═══ The records

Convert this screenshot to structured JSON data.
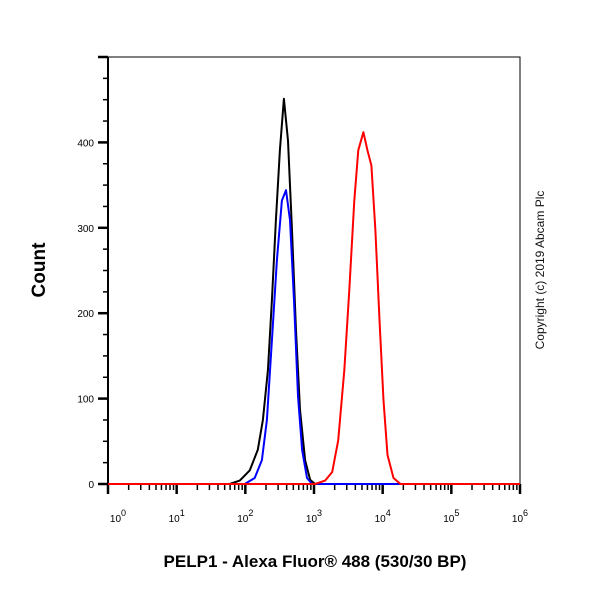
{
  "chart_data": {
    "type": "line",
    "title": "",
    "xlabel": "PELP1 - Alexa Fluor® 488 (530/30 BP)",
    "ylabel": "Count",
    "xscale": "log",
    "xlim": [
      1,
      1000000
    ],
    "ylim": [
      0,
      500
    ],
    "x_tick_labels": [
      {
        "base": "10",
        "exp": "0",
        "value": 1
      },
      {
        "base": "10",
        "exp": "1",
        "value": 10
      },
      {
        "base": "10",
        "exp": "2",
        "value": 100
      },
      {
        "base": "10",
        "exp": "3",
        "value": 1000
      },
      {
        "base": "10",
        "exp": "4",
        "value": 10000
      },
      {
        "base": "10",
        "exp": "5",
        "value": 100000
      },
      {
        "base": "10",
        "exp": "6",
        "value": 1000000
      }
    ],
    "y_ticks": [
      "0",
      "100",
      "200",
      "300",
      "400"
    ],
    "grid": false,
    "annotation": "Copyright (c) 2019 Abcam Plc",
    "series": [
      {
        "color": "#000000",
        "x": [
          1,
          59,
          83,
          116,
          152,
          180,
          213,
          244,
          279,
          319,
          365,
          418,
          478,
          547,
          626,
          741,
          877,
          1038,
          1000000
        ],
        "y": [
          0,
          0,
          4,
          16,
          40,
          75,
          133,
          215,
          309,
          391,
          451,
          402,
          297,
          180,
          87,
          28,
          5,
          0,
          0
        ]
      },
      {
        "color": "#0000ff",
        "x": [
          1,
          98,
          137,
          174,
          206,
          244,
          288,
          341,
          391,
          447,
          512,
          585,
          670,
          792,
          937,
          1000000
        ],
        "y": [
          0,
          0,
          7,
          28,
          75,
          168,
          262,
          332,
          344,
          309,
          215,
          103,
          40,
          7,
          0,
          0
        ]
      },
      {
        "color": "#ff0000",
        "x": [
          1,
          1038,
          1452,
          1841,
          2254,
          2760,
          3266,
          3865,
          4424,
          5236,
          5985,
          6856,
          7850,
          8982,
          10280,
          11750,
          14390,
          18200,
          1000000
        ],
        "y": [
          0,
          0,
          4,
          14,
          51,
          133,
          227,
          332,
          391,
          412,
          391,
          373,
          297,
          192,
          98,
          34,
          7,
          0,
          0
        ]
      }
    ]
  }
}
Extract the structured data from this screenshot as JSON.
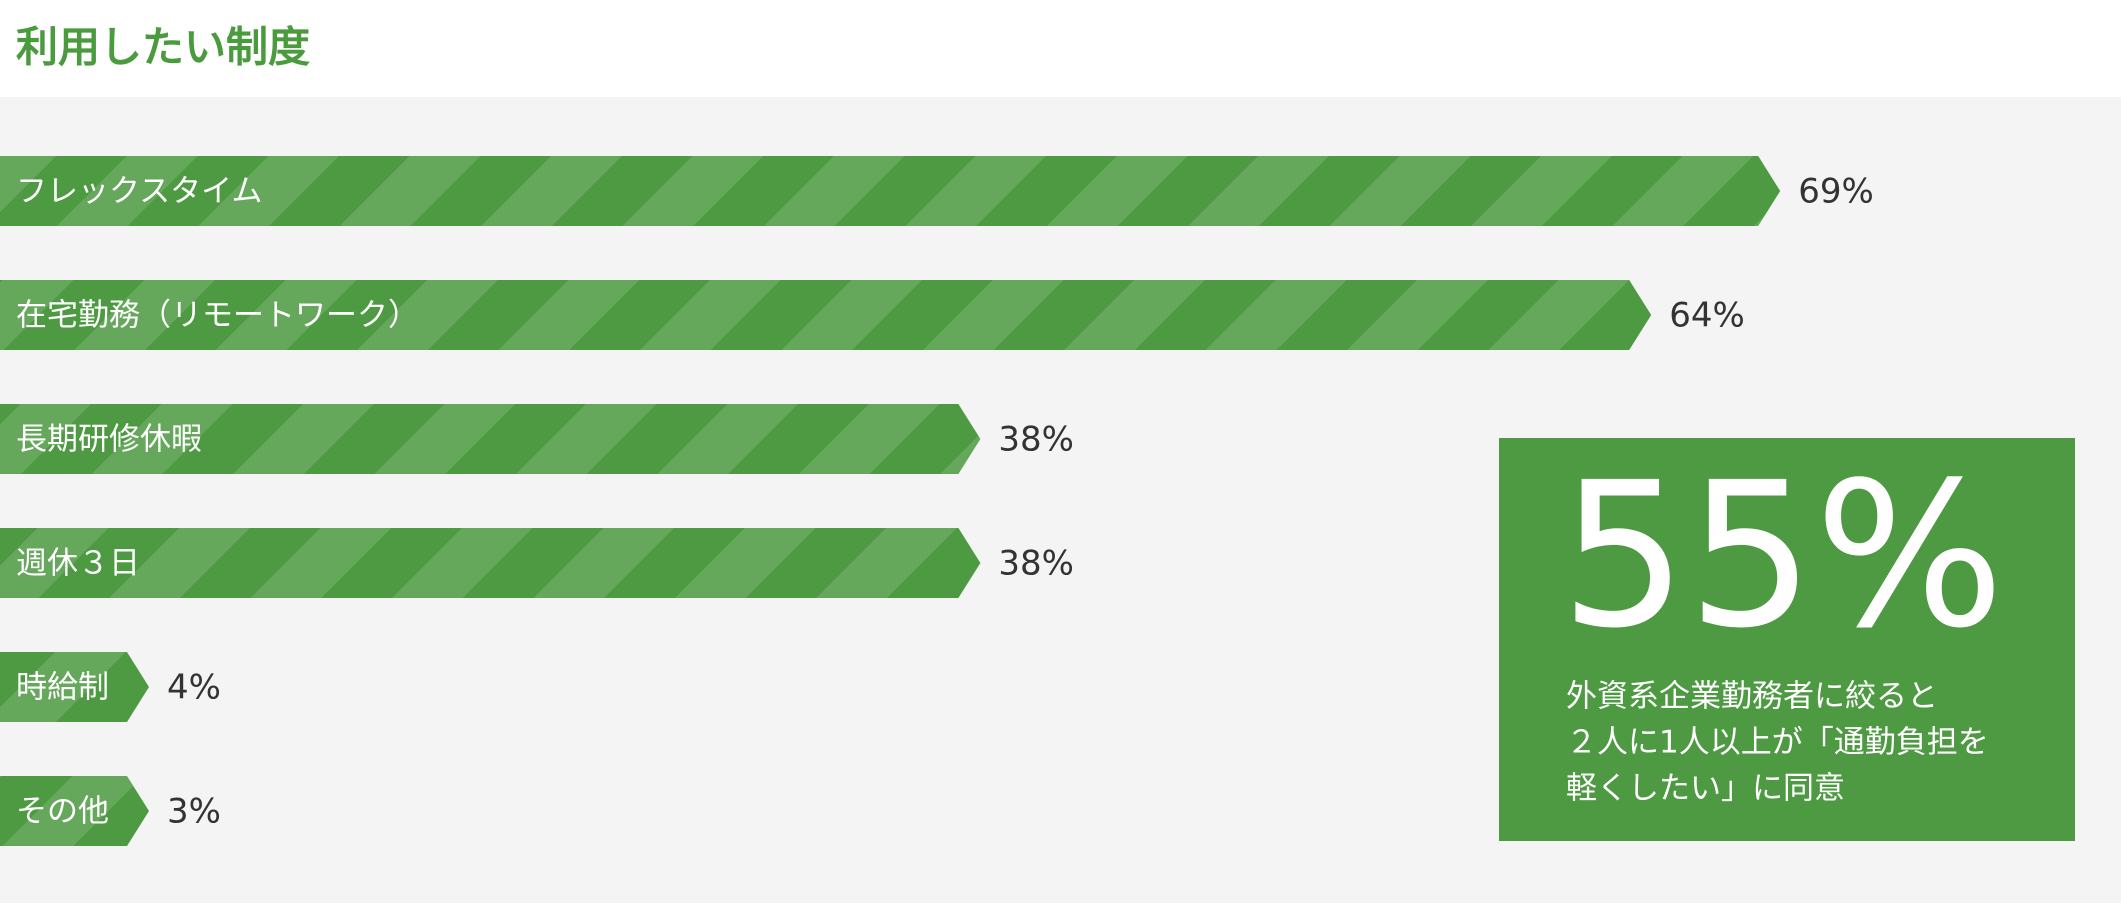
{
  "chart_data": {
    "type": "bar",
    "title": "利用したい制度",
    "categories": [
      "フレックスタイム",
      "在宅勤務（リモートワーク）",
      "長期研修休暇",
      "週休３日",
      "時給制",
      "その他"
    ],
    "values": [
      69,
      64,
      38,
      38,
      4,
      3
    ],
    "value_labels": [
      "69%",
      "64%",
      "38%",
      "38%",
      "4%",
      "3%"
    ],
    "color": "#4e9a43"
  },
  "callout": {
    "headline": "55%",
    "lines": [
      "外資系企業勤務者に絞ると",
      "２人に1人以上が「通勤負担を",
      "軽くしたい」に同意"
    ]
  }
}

══════

Objective: Print all of the records shown above exactly, leaving out each picture.

Final result:
Convert this screenshot to structured JSON data.
{
  "chart_data": {
    "type": "line",
    "title": "",
    "xlabel": "PELP1 - Alexa Fluor® 488 (530/30 BP)",
    "ylabel": "Count",
    "xscale": "log",
    "xlim": [
      1,
      1000000
    ],
    "ylim": [
      0,
      500
    ],
    "x_tick_labels": [
      {
        "base": "10",
        "exp": "0",
        "value": 1
      },
      {
        "base": "10",
        "exp": "1",
        "value": 10
      },
      {
        "base": "10",
        "exp": "2",
        "value": 100
      },
      {
        "base": "10",
        "exp": "3",
        "value": 1000
      },
      {
        "base": "10",
        "exp": "4",
        "value": 10000
      },
      {
        "base": "10",
        "exp": "5",
        "value": 100000
      },
      {
        "base": "10",
        "exp": "6",
        "value": 1000000
      }
    ],
    "y_ticks": [
      "0",
      "100",
      "200",
      "300",
      "400"
    ],
    "grid": false,
    "annotation": "Copyright (c) 2019 Abcam Plc",
    "series": [
      {
        "color": "#000000",
        "x": [
          1,
          59,
          83,
          116,
          152,
          180,
          213,
          244,
          279,
          319,
          365,
          418,
          478,
          547,
          626,
          741,
          877,
          1038,
          1000000
        ],
        "y": [
          0,
          0,
          4,
          16,
          40,
          75,
          133,
          215,
          309,
          391,
          451,
          402,
          297,
          180,
          87,
          28,
          5,
          0,
          0
        ]
      },
      {
        "color": "#0000ff",
        "x": [
          1,
          98,
          137,
          174,
          206,
          244,
          288,
          341,
          391,
          447,
          512,
          585,
          670,
          792,
          937,
          1000000
        ],
        "y": [
          0,
          0,
          7,
          28,
          75,
          168,
          262,
          332,
          344,
          309,
          215,
          103,
          40,
          7,
          0,
          0
        ]
      },
      {
        "color": "#ff0000",
        "x": [
          1,
          1038,
          1452,
          1841,
          2254,
          2760,
          3266,
          3865,
          4424,
          5236,
          5985,
          6856,
          7850,
          8982,
          10280,
          11750,
          14390,
          18200,
          1000000
        ],
        "y": [
          0,
          0,
          4,
          14,
          51,
          133,
          227,
          332,
          391,
          412,
          391,
          373,
          297,
          192,
          98,
          34,
          7,
          0,
          0
        ]
      }
    ]
  }
}
Extract the structured data from this screenshot as JSON.
{
  "chart_data": {
    "type": "bar",
    "title": "利用したい制度",
    "categories": [
      "フレックスタイム",
      "在宅勤務（リモートワーク）",
      "長期研修休暇",
      "週休３日",
      "時給制",
      "その他"
    ],
    "values": [
      69,
      64,
      38,
      38,
      4,
      3
    ],
    "value_labels": [
      "69%",
      "64%",
      "38%",
      "38%",
      "4%",
      "3%"
    ],
    "color": "#4e9a43"
  },
  "callout": {
    "headline": "55%",
    "lines": [
      "外資系企業勤務者に絞ると",
      "２人に1人以上が「通勤負担を",
      "軽くしたい」に同意"
    ]
  }
}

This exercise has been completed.